== Exercise input
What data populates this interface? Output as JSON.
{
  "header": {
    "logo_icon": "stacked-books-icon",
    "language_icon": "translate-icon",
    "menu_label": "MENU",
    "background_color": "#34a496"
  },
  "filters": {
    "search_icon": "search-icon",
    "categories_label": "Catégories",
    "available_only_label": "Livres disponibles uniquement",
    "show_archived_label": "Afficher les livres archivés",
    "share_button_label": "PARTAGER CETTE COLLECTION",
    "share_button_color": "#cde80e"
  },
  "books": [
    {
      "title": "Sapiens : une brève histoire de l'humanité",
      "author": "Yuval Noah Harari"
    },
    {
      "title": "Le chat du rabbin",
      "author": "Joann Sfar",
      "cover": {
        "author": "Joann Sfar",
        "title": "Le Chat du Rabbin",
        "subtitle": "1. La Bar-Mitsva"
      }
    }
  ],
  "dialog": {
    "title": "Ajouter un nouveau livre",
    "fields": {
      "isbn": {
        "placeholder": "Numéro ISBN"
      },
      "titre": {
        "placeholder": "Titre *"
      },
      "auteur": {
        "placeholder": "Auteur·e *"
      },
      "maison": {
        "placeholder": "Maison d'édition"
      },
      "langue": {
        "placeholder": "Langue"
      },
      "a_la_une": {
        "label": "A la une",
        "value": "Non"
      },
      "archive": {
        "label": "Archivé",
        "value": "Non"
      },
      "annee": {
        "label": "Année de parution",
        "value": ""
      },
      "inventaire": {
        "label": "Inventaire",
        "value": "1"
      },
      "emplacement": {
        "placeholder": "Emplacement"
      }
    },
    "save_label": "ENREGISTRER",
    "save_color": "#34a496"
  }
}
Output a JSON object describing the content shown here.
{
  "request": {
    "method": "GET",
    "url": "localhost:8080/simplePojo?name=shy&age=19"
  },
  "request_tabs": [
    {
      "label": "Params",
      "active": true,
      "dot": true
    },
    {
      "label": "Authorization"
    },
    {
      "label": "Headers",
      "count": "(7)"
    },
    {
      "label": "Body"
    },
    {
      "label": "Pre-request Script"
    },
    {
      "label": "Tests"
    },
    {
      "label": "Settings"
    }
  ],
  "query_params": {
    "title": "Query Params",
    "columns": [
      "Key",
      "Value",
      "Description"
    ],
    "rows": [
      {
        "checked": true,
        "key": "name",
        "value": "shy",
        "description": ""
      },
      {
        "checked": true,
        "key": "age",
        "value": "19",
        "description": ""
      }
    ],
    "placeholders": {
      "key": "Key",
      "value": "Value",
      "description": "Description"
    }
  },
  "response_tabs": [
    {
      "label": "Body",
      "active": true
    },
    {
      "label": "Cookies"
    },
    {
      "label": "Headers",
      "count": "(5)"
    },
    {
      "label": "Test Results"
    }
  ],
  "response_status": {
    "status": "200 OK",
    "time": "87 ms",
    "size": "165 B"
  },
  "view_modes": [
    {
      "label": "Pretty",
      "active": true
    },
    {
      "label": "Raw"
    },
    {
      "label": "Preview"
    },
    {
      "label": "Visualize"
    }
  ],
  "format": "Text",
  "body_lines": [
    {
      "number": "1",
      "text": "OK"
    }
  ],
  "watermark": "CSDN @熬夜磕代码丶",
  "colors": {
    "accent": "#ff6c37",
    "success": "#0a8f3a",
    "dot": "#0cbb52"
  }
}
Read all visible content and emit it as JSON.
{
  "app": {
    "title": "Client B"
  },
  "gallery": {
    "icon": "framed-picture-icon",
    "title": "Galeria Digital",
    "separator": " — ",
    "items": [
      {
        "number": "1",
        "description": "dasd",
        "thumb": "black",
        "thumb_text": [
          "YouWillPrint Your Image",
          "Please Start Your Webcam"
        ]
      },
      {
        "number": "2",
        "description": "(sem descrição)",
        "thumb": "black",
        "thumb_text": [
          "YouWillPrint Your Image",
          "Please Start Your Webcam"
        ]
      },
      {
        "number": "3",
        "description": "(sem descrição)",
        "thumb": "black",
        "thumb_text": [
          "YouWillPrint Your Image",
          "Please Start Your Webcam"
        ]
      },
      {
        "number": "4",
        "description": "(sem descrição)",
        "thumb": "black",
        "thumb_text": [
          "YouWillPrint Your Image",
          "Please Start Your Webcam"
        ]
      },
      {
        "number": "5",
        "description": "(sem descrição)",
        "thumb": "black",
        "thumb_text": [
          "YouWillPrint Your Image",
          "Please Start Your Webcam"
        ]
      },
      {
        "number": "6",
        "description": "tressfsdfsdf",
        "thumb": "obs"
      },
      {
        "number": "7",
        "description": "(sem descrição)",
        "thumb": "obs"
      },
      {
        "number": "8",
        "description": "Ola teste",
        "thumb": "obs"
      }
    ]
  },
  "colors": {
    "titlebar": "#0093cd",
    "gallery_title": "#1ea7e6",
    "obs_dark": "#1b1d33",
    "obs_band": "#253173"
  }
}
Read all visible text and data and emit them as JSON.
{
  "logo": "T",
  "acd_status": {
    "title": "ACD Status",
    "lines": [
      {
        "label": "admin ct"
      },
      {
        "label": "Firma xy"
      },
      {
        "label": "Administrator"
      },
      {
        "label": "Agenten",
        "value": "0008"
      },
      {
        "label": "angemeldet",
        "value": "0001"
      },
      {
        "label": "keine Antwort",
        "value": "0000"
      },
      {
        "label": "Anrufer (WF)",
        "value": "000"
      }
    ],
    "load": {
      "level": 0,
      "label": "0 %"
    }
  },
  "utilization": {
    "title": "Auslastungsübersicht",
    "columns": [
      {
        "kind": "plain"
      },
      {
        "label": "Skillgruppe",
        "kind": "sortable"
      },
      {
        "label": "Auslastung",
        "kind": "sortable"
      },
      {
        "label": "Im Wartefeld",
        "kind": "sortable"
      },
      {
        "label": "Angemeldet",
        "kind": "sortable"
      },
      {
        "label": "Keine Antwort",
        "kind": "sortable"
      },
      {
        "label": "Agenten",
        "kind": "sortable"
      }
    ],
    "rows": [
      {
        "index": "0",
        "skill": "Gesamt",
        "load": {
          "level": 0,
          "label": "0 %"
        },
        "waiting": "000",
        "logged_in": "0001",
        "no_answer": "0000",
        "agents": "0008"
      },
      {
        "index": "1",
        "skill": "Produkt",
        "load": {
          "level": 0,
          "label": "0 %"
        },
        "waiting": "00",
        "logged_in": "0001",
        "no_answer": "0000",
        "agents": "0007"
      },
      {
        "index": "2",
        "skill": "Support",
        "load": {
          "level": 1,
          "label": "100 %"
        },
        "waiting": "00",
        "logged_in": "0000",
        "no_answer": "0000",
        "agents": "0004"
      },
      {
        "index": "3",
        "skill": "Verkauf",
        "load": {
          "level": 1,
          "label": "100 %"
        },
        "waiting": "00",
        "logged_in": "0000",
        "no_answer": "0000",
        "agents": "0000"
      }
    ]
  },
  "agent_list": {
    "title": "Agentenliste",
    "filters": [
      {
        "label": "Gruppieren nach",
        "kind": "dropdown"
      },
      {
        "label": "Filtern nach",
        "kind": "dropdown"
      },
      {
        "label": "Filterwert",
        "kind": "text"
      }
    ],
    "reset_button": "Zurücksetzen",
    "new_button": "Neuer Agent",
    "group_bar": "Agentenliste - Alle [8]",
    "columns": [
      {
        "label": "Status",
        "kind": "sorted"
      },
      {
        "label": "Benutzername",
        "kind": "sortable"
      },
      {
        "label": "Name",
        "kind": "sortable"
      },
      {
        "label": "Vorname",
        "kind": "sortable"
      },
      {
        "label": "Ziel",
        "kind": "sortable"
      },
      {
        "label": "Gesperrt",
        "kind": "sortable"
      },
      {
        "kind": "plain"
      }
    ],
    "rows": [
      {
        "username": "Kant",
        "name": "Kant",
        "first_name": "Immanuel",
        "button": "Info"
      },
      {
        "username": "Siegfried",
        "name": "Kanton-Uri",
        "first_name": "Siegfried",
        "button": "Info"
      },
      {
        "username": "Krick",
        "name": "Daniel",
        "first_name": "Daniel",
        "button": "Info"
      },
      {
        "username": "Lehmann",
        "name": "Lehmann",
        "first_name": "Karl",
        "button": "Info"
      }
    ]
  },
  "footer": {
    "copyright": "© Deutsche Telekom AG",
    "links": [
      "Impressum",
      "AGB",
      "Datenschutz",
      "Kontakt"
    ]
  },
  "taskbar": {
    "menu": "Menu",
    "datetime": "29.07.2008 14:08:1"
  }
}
====
**To do**.
Where a line of the entries contains the word "data", copy that line.

**Task answer**.
What data populates this interface? Output as JSON.
Read all visible text and data and emit them as JSON.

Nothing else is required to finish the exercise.